| Task objective |
Copy out every line exactly, passing over the pictures.

Saved data entries:
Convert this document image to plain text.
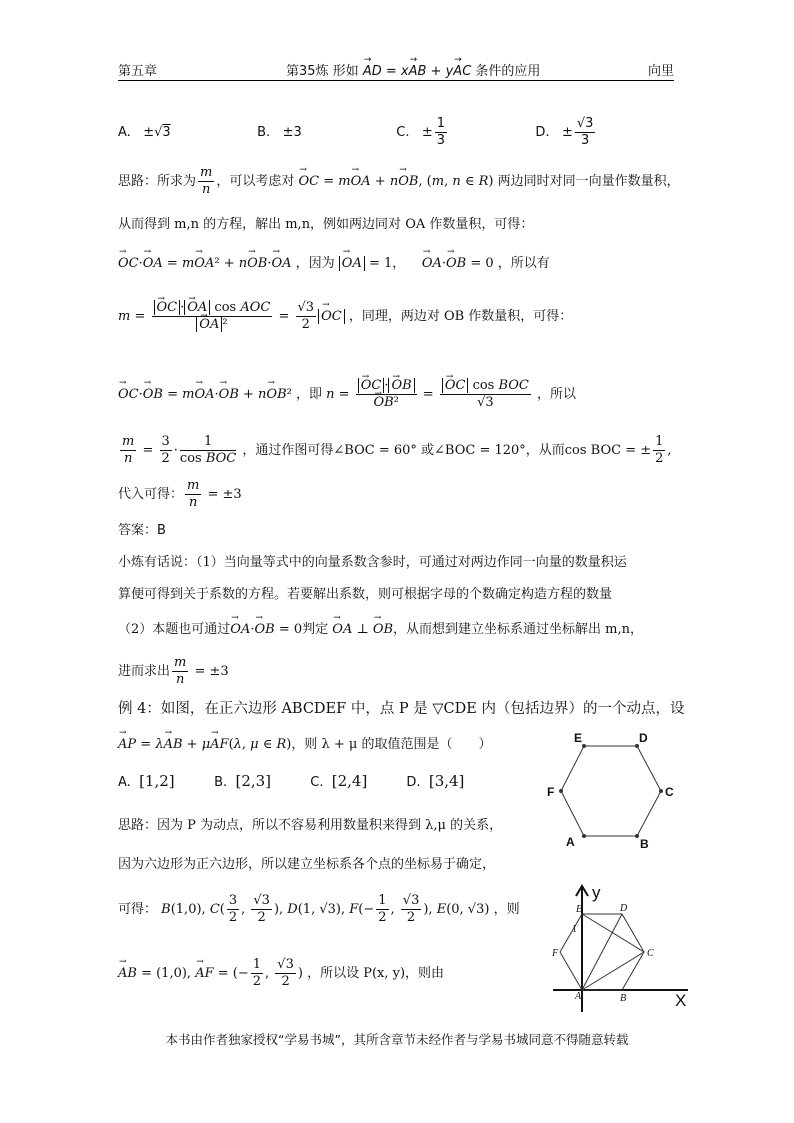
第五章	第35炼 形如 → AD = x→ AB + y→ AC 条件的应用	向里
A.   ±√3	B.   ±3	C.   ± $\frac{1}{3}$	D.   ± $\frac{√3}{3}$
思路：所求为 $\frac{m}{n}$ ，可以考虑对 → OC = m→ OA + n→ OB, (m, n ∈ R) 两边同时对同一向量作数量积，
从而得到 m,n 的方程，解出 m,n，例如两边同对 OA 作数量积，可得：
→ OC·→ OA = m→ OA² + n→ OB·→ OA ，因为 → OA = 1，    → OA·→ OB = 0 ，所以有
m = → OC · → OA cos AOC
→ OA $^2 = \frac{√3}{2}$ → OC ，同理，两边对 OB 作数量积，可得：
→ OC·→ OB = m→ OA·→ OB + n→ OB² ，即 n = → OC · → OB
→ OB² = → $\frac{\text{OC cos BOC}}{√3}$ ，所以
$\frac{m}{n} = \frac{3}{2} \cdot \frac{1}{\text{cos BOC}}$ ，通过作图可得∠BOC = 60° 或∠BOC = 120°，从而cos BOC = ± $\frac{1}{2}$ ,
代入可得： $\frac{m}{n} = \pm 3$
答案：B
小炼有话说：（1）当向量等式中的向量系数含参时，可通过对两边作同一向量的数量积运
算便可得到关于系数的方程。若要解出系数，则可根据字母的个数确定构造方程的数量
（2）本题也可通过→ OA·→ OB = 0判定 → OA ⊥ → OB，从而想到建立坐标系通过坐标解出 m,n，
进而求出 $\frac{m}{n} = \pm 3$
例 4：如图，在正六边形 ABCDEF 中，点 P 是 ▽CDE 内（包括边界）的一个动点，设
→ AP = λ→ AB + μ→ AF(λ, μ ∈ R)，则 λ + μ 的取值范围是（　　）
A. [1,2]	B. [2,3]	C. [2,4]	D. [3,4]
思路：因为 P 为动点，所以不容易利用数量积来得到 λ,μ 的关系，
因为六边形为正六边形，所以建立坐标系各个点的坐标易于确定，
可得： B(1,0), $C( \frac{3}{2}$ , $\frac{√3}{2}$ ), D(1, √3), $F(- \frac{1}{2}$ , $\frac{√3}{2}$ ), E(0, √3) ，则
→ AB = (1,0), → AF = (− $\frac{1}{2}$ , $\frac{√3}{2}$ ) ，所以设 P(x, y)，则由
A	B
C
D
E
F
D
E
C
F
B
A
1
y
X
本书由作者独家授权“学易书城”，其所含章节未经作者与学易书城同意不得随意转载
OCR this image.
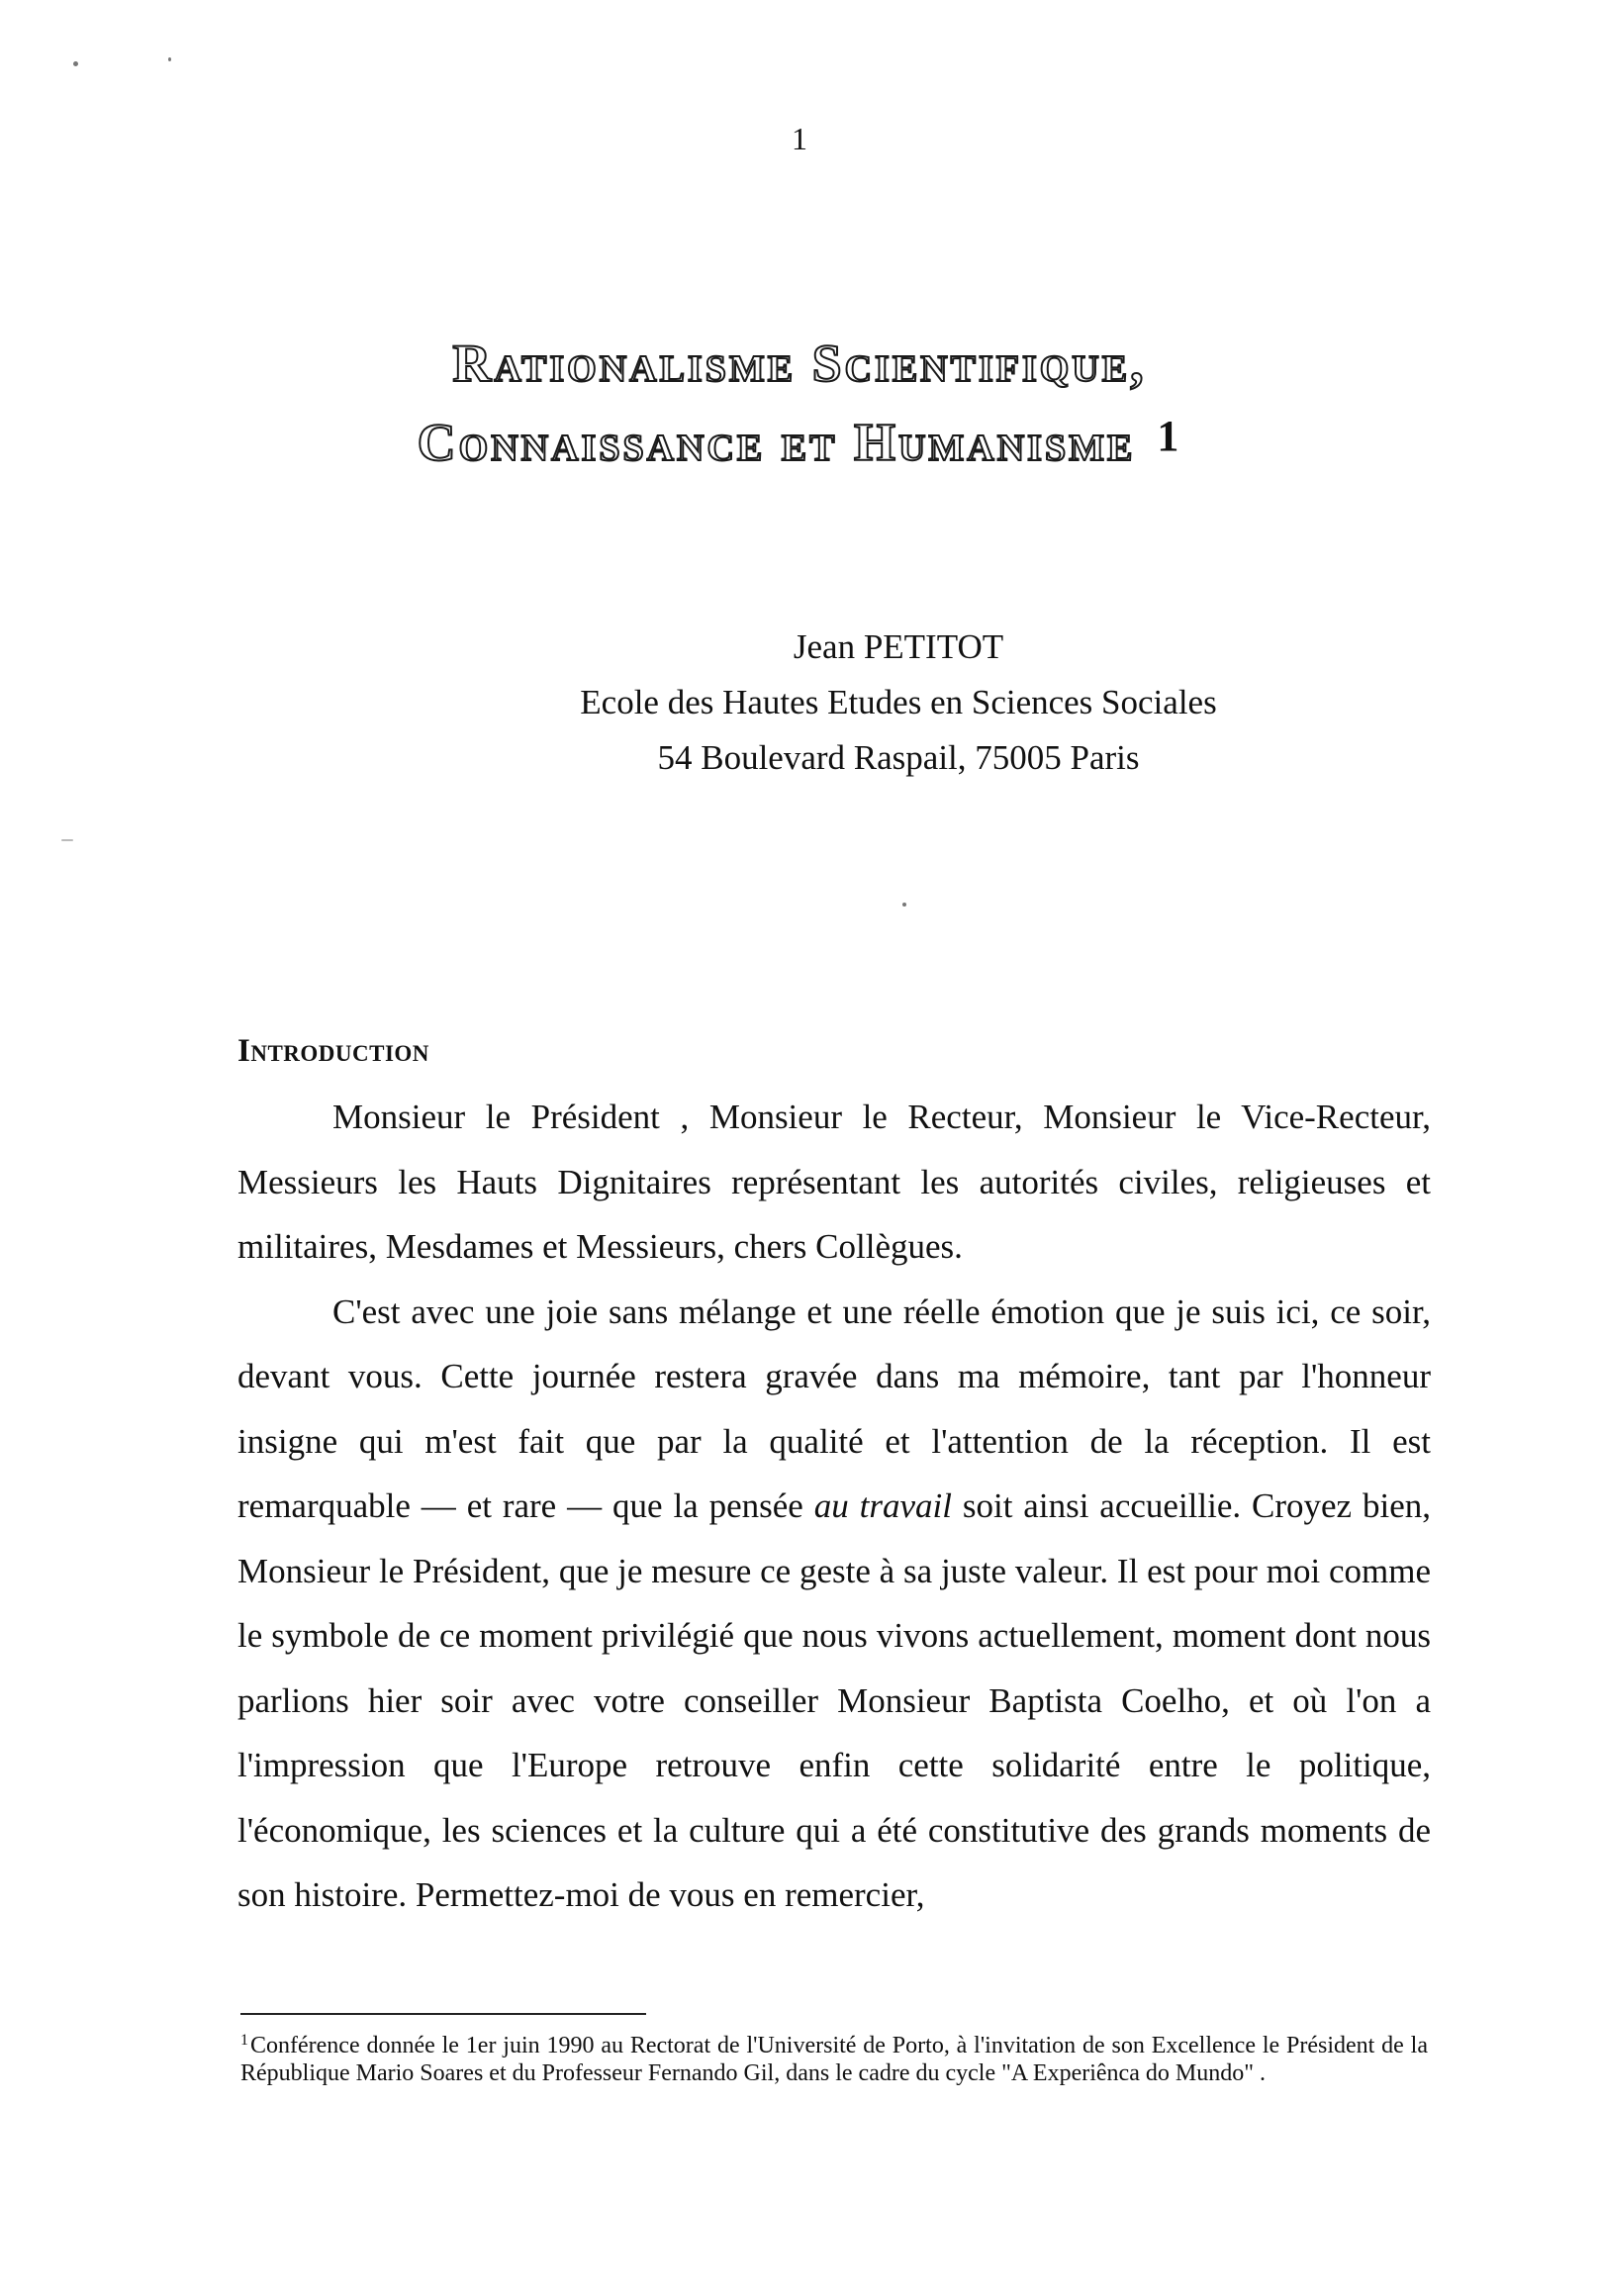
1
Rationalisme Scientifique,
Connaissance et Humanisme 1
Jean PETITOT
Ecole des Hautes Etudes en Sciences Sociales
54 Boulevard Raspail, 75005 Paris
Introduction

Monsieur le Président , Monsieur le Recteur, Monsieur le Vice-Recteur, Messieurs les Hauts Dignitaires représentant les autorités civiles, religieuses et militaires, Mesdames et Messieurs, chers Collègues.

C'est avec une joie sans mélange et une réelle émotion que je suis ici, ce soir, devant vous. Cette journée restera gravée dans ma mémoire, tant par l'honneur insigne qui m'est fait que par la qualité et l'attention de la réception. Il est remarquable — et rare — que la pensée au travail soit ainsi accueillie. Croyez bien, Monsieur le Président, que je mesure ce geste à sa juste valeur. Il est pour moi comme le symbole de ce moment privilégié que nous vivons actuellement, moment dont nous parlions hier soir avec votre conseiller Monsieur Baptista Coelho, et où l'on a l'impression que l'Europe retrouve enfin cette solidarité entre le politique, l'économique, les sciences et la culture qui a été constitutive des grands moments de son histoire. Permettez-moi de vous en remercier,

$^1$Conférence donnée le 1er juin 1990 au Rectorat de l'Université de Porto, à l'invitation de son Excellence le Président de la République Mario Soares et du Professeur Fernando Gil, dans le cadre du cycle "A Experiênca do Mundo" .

| Correct result |
Convert this document image to plain text.
第五章	第35炼 形如 → AD = x→ AB + y→ AC 条件的应用	向里
A.   ±√3	B.   ±3	C.   ± $\frac{1}{3}$	D.   ± $\frac{√3}{3}$
思路：所求为 $\frac{m}{n}$ ，可以考虑对 → OC = m→ OA + n→ OB, (m, n ∈ R) 两边同时对同一向量作数量积，
从而得到 m,n 的方程，解出 m,n，例如两边同对 OA 作数量积，可得：
→ OC·→ OA = m→ OA² + n→ OB·→ OA ，因为 → OA = 1，    → OA·→ OB = 0 ，所以有
m = → OC · → OA cos AOC
→ OA $^2 = \frac{√3}{2}$ → OC ，同理，两边对 OB 作数量积，可得：
→ OC·→ OB = m→ OA·→ OB + n→ OB² ，即 n = → OC · → OB
→ OB² = → $\frac{\text{OC cos BOC}}{√3}$ ，所以
$\frac{m}{n} = \frac{3}{2} \cdot \frac{1}{\text{cos BOC}}$ ，通过作图可得∠BOC = 60° 或∠BOC = 120°，从而cos BOC = ± $\frac{1}{2}$ ,
代入可得： $\frac{m}{n} = \pm 3$
答案：B
小炼有话说：（1）当向量等式中的向量系数含参时，可通过对两边作同一向量的数量积运
算便可得到关于系数的方程。若要解出系数，则可根据字母的个数确定构造方程的数量
（2）本题也可通过→ OA·→ OB = 0判定 → OA ⊥ → OB，从而想到建立坐标系通过坐标解出 m,n，
进而求出 $\frac{m}{n} = \pm 3$
例 4：如图，在正六边形 ABCDEF 中，点 P 是 ▽CDE 内（包括边界）的一个动点，设
→ AP = λ→ AB + μ→ AF(λ, μ ∈ R)，则 λ + μ 的取值范围是（　　）
A. [1,2]	B. [2,3]	C. [2,4]	D. [3,4]
思路：因为 P 为动点，所以不容易利用数量积来得到 λ,μ 的关系，
因为六边形为正六边形，所以建立坐标系各个点的坐标易于确定，
可得： B(1,0), $C( \frac{3}{2}$ , $\frac{√3}{2}$ ), D(1, √3), $F(- \frac{1}{2}$ , $\frac{√3}{2}$ ), E(0, √3) ，则
→ AB = (1,0), → AF = (− $\frac{1}{2}$ , $\frac{√3}{2}$ ) ，所以设 P(x, y)，则由
A	B
C
D
E
F
D
E
C
F
B
A
1
y
X
本书由作者独家授权“学易书城”，其所含章节未经作者与学易书城同意不得随意转载
OCR this image.
1
Rationalisme Scientifique,
Connaissance et Humanisme 1
Jean PETITOT
Ecole des Hautes Etudes en Sciences Sociales
54 Boulevard Raspail, 75005 Paris
Introduction

Monsieur le Président , Monsieur le Recteur, Monsieur le Vice-Recteur, Messieurs les Hauts Dignitaires représentant les autorités civiles, religieuses et militaires, Mesdames et Messieurs, chers Collègues.

C'est avec une joie sans mélange et une réelle émotion que je suis ici, ce soir, devant vous. Cette journée restera gravée dans ma mémoire, tant par l'honneur insigne qui m'est fait que par la qualité et l'attention de la réception. Il est remarquable — et rare — que la pensée au travail soit ainsi accueillie. Croyez bien, Monsieur le Président, que je mesure ce geste à sa juste valeur. Il est pour moi comme le symbole de ce moment privilégié que nous vivons actuellement, moment dont nous parlions hier soir avec votre conseiller Monsieur Baptista Coelho, et où l'on a l'impression que l'Europe retrouve enfin cette solidarité entre le politique, l'économique, les sciences et la culture qui a été constitutive des grands moments de son histoire. Permettez-moi de vous en remercier,

$^1$Conférence donnée le 1er juin 1990 au Rectorat de l'Université de Porto, à l'invitation de son Excellence le Président de la République Mario Soares et du Professeur Fernando Gil, dans le cadre du cycle "A Experiênca do Mundo" .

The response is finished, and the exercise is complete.